WHAT TO DO: In the material below, list every line carrying the string "Save".

Collected data
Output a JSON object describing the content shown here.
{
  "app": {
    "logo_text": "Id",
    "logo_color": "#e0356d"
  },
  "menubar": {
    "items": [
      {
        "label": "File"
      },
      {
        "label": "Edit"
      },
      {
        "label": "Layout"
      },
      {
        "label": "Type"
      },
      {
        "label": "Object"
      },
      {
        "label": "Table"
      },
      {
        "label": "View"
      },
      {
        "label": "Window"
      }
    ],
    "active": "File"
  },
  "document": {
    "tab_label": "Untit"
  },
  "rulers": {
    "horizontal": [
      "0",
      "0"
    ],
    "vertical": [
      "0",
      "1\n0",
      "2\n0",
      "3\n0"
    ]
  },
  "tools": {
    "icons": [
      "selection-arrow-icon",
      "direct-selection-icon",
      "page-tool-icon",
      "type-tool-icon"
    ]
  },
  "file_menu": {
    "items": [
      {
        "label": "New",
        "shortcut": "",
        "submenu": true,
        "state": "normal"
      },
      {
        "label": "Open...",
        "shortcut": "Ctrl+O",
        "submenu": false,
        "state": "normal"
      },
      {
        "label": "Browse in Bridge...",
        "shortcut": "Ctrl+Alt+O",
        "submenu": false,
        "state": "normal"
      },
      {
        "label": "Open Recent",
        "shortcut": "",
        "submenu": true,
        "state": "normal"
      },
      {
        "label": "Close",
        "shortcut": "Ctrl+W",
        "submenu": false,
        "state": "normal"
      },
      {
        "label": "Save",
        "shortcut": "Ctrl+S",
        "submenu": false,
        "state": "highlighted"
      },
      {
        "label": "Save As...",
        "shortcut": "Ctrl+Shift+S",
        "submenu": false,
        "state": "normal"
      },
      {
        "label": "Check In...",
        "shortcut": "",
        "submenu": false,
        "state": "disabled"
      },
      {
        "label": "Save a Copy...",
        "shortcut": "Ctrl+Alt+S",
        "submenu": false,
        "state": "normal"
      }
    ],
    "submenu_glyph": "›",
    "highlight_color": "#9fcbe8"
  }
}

RESPONSE:
        "label": "Save",
        "label": "Save As...",
        "label": "Save a Copy...",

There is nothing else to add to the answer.